What is required »
Every record should be written out exactly, with the pictures left out.

Material »
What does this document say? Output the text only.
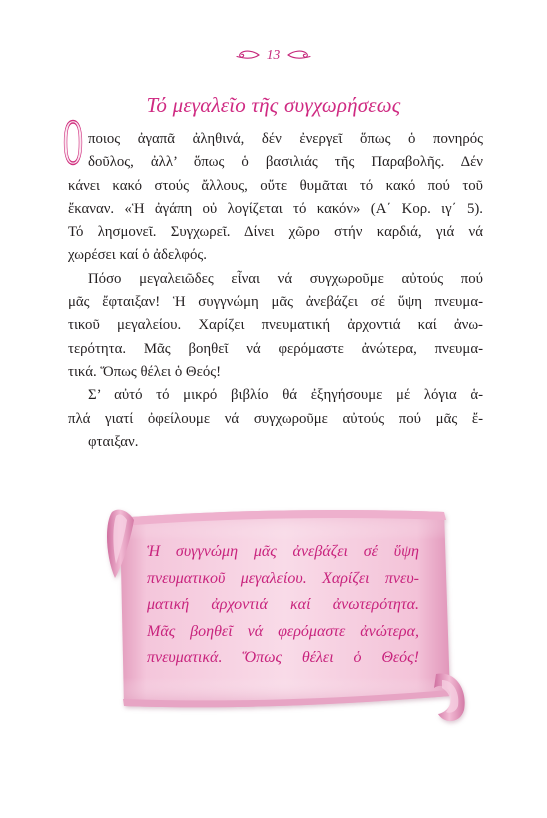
13
Τό μεγαλεῖο τῆς συγχωρήσεως
Ο ποιος ἀγαπᾶ ἀληθινά, δέν ἐνεργεῖ ὅπως ὁ πονηρός
δοῦλος, ἀλλ’ ὅπως ὁ βασιλιάς τῆς Παραβολῆς. Δέν
κάνει κακό στούς ἄλλους, οὔτε θυμᾶται τό κακό πού τοῦ
ἔκαναν. «Ἡ ἀγάπη οὐ λογίζεται τό κακόν» (Α΄ Κορ. ιγ΄ 5).
Τό λησμονεῖ. Συγχωρεῖ. Δίνει χῶρο στήν καρδιά, γιά νά
χωρέσει καί ὁ ἀδελφός.
Πόσο μεγαλειῶδες εἶναι νά συγχωροῦμε αὐτούς πού
μᾶς ἔφταιξαν! Ἡ συγγνώμη μᾶς ἀνεβάζει σέ ὕψη πνευμα-
τικοῦ μεγαλείου. Χαρίζει πνευματική ἀρχοντιά καί ἀνω-
τερότητα. Μᾶς βοηθεῖ νά φερόμαστε ἀνώτερα, πνευμα-
τικά. Ὅπως θέλει ὁ Θεός!
Σ’ αὐτό τό μικρό βιβλίο θά ἐξηγήσουμε μέ λόγια ἁ-
πλά γιατί ὀφείλουμε νά συγχωροῦμε αὐτούς πού μᾶς ἔ-
φταιξαν.
Ἡ συγγνώμη μᾶς ἀνεβάζει σέ ὕψη
πνευματικοῦ μεγαλείου. Χαρίζει πνευ-
ματική ἀρχοντιά καί ἀνωτερότητα.
Μᾶς βοηθεῖ νά φερόμαστε ἀνώτερα,
πνευματικά. Ὅπως θέλει ὁ Θεός!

Full output »
What does this document say? Output the text only.
13
Τό μεγαλεῖο τῆς συγχωρήσεως
Ο ποιος ἀγαπᾶ ἀληθινά, δέν ἐνεργεῖ ὅπως ὁ πονηρός
δοῦλος, ἀλλ’ ὅπως ὁ βασιλιάς τῆς Παραβολῆς. Δέν
κάνει κακό στούς ἄλλους, οὔτε θυμᾶται τό κακό πού τοῦ
ἔκαναν. «Ἡ ἀγάπη οὐ λογίζεται τό κακόν» (Α΄ Κορ. ιγ΄ 5).
Τό λησμονεῖ. Συγχωρεῖ. Δίνει χῶρο στήν καρδιά, γιά νά
χωρέσει καί ὁ ἀδελφός.
Πόσο μεγαλειῶδες εἶναι νά συγχωροῦμε αὐτούς πού
μᾶς ἔφταιξαν! Ἡ συγγνώμη μᾶς ἀνεβάζει σέ ὕψη πνευμα-
τικοῦ μεγαλείου. Χαρίζει πνευματική ἀρχοντιά καί ἀνω-
τερότητα. Μᾶς βοηθεῖ νά φερόμαστε ἀνώτερα, πνευμα-
τικά. Ὅπως θέλει ὁ Θεός!
Σ’ αὐτό τό μικρό βιβλίο θά ἐξηγήσουμε μέ λόγια ἁ-
πλά γιατί ὀφείλουμε νά συγχωροῦμε αὐτούς πού μᾶς ἔ-
φταιξαν.
Ἡ συγγνώμη μᾶς ἀνεβάζει σέ ὕψη
πνευματικοῦ μεγαλείου. Χαρίζει πνευ-
ματική ἀρχοντιά καί ἀνωτερότητα.
Μᾶς βοηθεῖ νά φερόμαστε ἀνώτερα,
πνευματικά. Ὅπως θέλει ὁ Θεός!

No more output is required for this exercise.